WHAT YOU HAVE TO DO:
Copy out only the lines running from the one that contains "Parse this screenshot: output" through the end of the listing. Pictures stay out.

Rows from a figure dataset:
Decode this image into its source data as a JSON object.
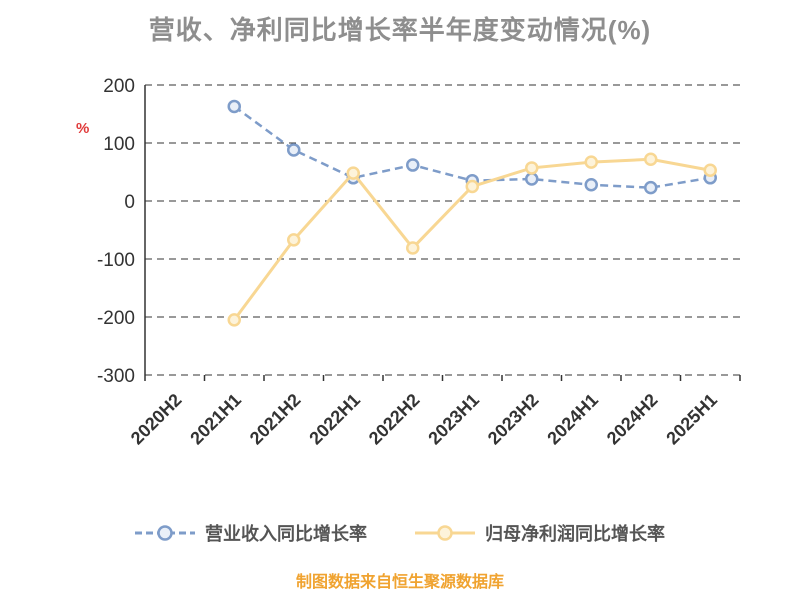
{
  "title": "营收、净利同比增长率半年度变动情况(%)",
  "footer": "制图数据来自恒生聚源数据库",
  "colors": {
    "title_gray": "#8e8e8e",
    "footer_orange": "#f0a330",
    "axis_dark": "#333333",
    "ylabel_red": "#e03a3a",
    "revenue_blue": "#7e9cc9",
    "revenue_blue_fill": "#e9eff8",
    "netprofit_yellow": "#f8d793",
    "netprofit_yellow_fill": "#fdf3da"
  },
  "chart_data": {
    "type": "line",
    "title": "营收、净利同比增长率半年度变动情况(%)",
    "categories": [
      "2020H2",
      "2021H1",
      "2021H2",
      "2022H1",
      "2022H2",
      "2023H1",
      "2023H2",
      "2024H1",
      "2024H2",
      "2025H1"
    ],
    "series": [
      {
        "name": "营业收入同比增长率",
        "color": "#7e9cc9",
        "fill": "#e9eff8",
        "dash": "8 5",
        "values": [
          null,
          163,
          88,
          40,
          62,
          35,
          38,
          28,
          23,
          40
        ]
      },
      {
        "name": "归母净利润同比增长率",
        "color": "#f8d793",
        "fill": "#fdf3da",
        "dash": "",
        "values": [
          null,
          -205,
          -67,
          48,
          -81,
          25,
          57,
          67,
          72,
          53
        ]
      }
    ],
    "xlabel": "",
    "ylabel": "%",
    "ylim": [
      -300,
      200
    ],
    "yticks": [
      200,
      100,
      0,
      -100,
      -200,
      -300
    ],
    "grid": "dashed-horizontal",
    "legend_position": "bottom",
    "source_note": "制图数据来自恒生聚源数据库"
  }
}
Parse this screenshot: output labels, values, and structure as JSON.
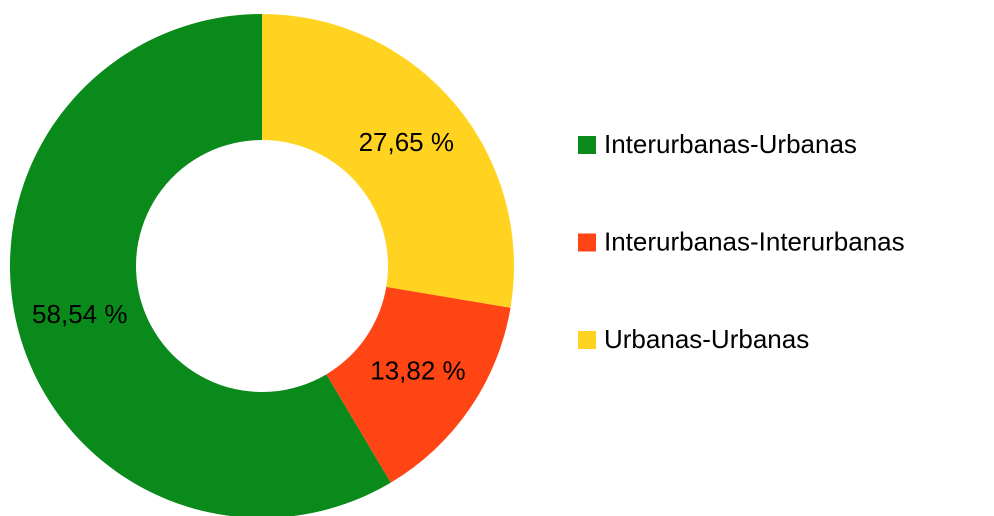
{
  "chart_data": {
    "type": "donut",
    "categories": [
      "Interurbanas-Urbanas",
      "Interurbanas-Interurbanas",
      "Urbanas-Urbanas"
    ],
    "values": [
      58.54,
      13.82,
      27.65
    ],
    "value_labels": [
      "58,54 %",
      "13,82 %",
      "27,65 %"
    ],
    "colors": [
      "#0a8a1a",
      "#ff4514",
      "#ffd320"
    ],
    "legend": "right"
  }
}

RESULT BELOW:
Parse this screenshot: output labels, values, and structure as JSON.
{
  "chart_data": {
    "type": "donut",
    "categories": [
      "Interurbanas-Urbanas",
      "Interurbanas-Interurbanas",
      "Urbanas-Urbanas"
    ],
    "values": [
      58.54,
      13.82,
      27.65
    ],
    "value_labels": [
      "58,54 %",
      "13,82 %",
      "27,65 %"
    ],
    "colors": [
      "#0a8a1a",
      "#ff4514",
      "#ffd320"
    ],
    "legend": "right"
  }
}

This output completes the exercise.